▶ _DATASET EXTRACT_
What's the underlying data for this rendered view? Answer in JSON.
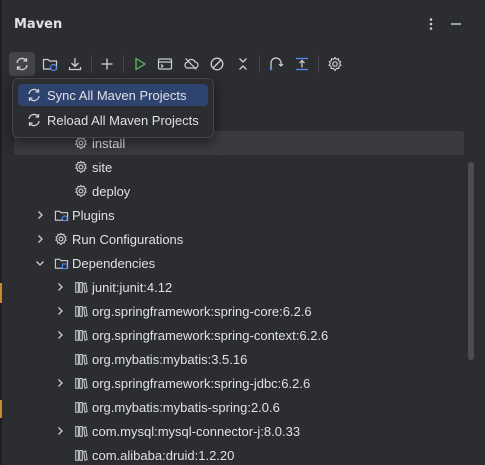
{
  "header": {
    "title": "Maven"
  },
  "toolbar": {
    "buttons": [
      {
        "icon": "sync-icon"
      },
      {
        "icon": "add-folder-icon"
      },
      {
        "icon": "download-icon"
      },
      {
        "icon": "plus-icon"
      },
      {
        "icon": "run-icon"
      },
      {
        "icon": "execute-goal-icon"
      },
      {
        "icon": "offline-icon"
      },
      {
        "icon": "skip-tests-icon"
      },
      {
        "icon": "collapse-icon"
      },
      {
        "icon": "show-dependencies-icon"
      },
      {
        "icon": "expand-all-icon"
      },
      {
        "icon": "settings-icon"
      }
    ]
  },
  "popup": {
    "items": [
      {
        "label": "Sync All Maven Projects"
      },
      {
        "label": "Reload All Maven Projects"
      }
    ]
  },
  "tree": {
    "items": [
      {
        "label": "install"
      },
      {
        "label": "site"
      },
      {
        "label": "deploy"
      },
      {
        "label": "Plugins"
      },
      {
        "label": "Run Configurations"
      },
      {
        "label": "Dependencies"
      },
      {
        "label": "junit:junit:4.12"
      },
      {
        "label": "org.springframework:spring-core:6.2.6"
      },
      {
        "label": "org.springframework:spring-context:6.2.6"
      },
      {
        "label": "org.mybatis:mybatis:3.5.16"
      },
      {
        "label": "org.springframework:spring-jdbc:6.2.6"
      },
      {
        "label": "org.mybatis:mybatis-spring:2.0.6"
      },
      {
        "label": "com.mysql:mysql-connector-j:8.0.33"
      },
      {
        "label": "com.alibaba:druid:1.2.20"
      }
    ]
  },
  "colors": {
    "panel_bg": "#2b2d30",
    "selection": "#393b40",
    "popup_highlight": "#2e436e",
    "run_green": "#5fb865",
    "folder_blue": "#548af7"
  }
}
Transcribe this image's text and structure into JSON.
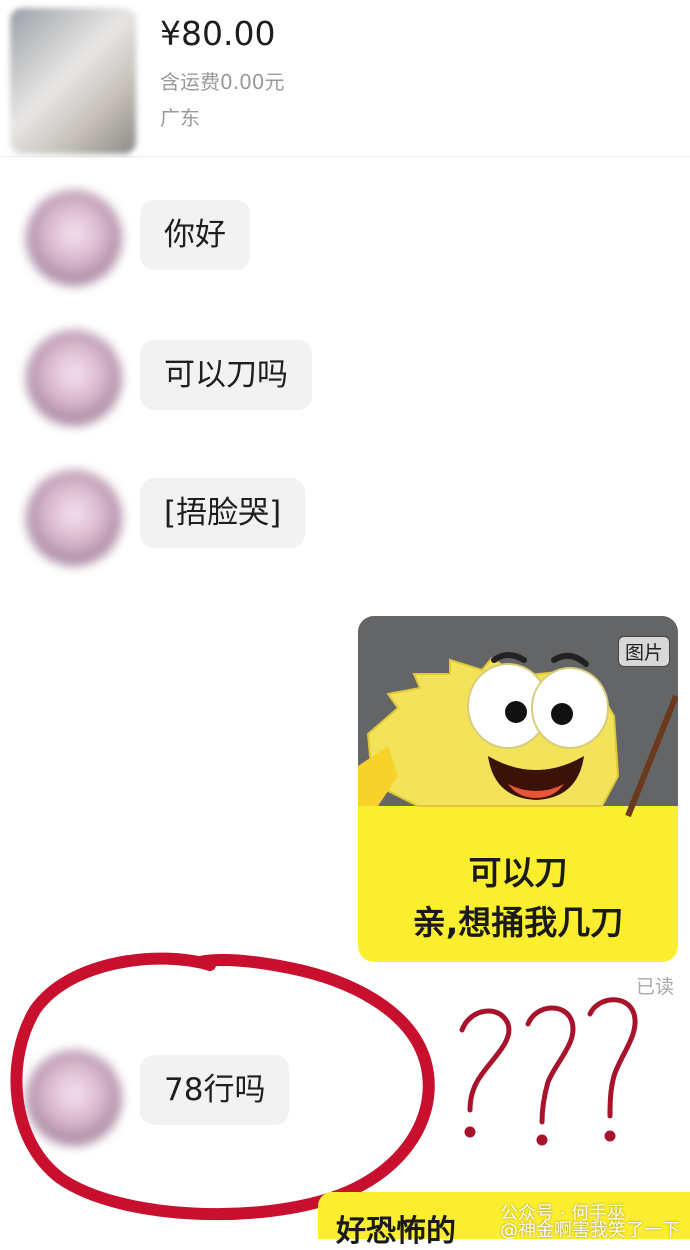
{
  "product": {
    "price": "¥80.00",
    "shipping": "含运费0.00元",
    "location": "广东"
  },
  "messages": [
    {
      "text": "你好"
    },
    {
      "text": "可以刀吗"
    },
    {
      "text": "[捂脸哭]"
    },
    {
      "text": "78行吗"
    }
  ],
  "sticker": {
    "tag": "图片",
    "line1": "可以刀",
    "line2": "亲,想捅我几刀"
  },
  "read_status": "已读",
  "annotation": {
    "marks": "???",
    "color": "#c8102e"
  },
  "bottom_banner": {
    "text": "好恐怖的"
  },
  "watermark": {
    "line1": "公众号 · 何手巫",
    "line2": "@神金啊害我笑了一下"
  }
}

▶ _TASK REQUIREMENTS_
Review the preceding data and report every line that includes the string "springframework".

▶ _ANSWER FOR THIS EXERCISE_
        "label": "org.springframework:spring-core:6.2.6"
        "label": "org.springframework:spring-context:6.2.6"
        "label": "org.springframework:spring-jdbc:6.2.6"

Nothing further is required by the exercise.